-- START --

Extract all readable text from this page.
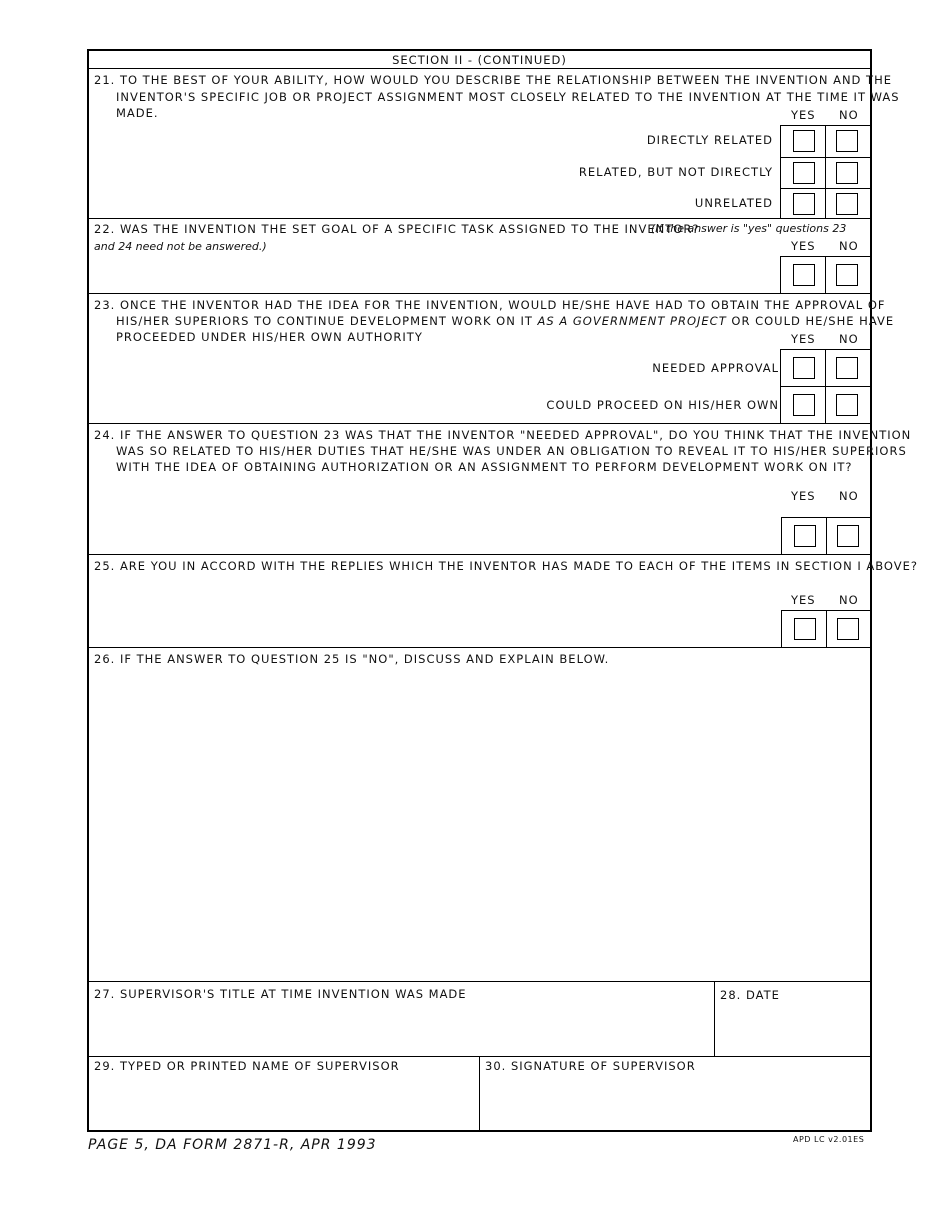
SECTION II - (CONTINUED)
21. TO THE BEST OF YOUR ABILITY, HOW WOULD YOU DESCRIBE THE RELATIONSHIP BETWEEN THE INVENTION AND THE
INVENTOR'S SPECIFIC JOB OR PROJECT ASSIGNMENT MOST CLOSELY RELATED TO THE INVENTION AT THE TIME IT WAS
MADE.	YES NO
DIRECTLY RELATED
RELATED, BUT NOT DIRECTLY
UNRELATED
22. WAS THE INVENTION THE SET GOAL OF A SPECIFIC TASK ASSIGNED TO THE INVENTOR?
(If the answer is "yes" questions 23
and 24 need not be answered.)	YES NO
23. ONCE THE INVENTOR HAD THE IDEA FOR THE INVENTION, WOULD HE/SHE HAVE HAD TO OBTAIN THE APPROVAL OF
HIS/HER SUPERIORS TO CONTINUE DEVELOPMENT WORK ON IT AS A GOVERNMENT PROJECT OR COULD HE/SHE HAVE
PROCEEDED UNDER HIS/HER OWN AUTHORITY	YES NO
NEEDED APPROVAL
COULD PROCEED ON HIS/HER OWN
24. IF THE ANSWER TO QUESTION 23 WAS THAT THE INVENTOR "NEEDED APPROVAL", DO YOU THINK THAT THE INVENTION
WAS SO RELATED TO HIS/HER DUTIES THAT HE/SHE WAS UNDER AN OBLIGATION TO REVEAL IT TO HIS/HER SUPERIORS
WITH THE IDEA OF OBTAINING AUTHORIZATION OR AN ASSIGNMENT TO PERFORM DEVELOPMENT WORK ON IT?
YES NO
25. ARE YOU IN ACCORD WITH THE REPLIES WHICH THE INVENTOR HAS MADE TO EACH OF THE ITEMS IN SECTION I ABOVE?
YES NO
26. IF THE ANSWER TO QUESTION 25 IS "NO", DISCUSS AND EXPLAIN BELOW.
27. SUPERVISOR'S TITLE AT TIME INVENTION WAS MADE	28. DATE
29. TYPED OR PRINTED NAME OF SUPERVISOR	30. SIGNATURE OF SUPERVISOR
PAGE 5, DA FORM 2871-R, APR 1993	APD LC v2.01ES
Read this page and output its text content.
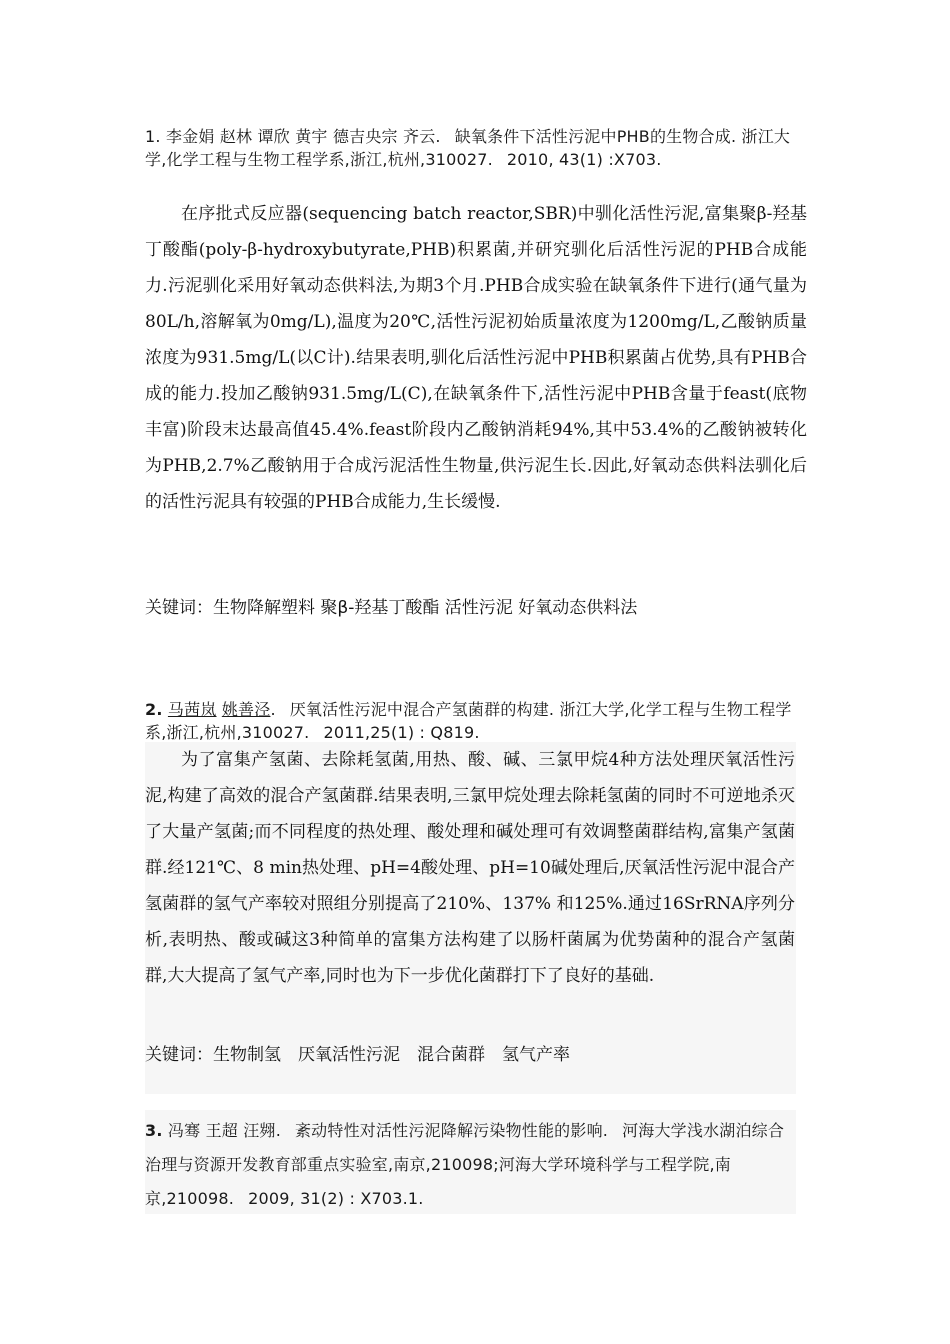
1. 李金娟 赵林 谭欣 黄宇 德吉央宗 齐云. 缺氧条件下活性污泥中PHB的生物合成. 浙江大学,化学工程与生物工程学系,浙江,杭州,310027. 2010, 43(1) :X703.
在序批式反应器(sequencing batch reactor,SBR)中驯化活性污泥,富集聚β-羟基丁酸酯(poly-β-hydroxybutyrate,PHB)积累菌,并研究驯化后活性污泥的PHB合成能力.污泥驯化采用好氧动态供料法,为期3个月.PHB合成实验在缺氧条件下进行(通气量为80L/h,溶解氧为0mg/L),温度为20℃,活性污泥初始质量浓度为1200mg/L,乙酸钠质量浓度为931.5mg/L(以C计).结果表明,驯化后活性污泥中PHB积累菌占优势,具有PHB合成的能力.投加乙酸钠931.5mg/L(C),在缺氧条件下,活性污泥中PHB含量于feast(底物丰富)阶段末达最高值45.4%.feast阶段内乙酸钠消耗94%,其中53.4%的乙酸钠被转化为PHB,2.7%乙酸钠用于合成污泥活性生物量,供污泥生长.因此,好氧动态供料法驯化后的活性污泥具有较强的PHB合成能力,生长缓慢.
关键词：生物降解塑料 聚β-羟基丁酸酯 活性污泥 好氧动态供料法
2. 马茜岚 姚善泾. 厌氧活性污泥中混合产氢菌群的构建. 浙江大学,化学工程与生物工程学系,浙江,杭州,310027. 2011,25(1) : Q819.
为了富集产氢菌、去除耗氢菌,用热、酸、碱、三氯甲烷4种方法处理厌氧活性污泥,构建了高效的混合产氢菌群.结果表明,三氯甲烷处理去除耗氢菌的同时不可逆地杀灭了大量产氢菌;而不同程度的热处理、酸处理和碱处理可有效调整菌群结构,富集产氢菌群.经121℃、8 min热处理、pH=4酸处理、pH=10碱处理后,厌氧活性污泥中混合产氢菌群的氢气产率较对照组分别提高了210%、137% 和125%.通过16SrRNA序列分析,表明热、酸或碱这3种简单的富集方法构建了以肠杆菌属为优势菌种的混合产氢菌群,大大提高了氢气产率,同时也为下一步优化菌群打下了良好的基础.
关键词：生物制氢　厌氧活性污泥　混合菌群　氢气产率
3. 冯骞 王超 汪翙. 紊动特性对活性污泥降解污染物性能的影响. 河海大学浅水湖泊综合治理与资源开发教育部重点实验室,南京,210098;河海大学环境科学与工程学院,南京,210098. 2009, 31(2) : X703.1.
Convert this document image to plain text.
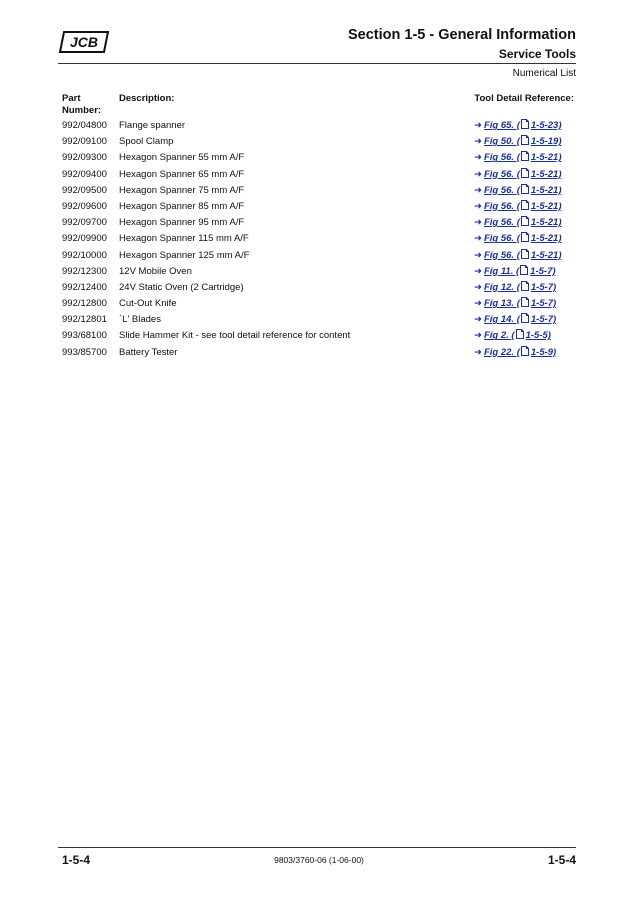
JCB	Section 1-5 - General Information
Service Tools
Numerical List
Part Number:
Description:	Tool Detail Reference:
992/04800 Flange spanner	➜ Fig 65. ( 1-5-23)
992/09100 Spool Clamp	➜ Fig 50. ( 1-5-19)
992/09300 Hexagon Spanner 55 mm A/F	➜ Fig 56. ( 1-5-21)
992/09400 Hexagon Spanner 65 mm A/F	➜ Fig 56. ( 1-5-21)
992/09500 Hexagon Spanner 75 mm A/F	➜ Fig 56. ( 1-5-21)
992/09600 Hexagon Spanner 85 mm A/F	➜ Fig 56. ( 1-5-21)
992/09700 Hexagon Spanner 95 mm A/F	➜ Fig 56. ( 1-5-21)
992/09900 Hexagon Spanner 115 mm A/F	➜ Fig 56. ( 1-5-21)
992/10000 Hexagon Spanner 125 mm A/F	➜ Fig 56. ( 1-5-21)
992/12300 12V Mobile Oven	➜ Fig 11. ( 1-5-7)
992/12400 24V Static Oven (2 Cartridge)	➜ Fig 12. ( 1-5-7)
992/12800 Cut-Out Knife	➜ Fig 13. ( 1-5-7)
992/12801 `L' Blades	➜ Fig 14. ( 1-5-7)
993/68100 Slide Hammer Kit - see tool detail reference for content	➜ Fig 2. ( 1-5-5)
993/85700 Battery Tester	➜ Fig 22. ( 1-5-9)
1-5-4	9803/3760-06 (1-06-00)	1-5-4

-- END --

Stated task: Take the line that contains "Convert this document image to plain text." and every line after it to the end of the records above; quote them exactly, leaving out the pictures.

Worked solution:
Convert this document image to plain text.
JCB	Section 1-5 - General Information
Service Tools
Numerical List
Part Number:
Description:	Tool Detail Reference:
992/04800 Flange spanner	➜ Fig 65. ( 1-5-23)
992/09100 Spool Clamp	➜ Fig 50. ( 1-5-19)
992/09300 Hexagon Spanner 55 mm A/F	➜ Fig 56. ( 1-5-21)
992/09400 Hexagon Spanner 65 mm A/F	➜ Fig 56. ( 1-5-21)
992/09500 Hexagon Spanner 75 mm A/F	➜ Fig 56. ( 1-5-21)
992/09600 Hexagon Spanner 85 mm A/F	➜ Fig 56. ( 1-5-21)
992/09700 Hexagon Spanner 95 mm A/F	➜ Fig 56. ( 1-5-21)
992/09900 Hexagon Spanner 115 mm A/F	➜ Fig 56. ( 1-5-21)
992/10000 Hexagon Spanner 125 mm A/F	➜ Fig 56. ( 1-5-21)
992/12300 12V Mobile Oven	➜ Fig 11. ( 1-5-7)
992/12400 24V Static Oven (2 Cartridge)	➜ Fig 12. ( 1-5-7)
992/12800 Cut-Out Knife	➜ Fig 13. ( 1-5-7)
992/12801 `L' Blades	➜ Fig 14. ( 1-5-7)
993/68100 Slide Hammer Kit - see tool detail reference for content	➜ Fig 2. ( 1-5-5)
993/85700 Battery Tester	➜ Fig 22. ( 1-5-9)
1-5-4	9803/3760-06 (1-06-00)	1-5-4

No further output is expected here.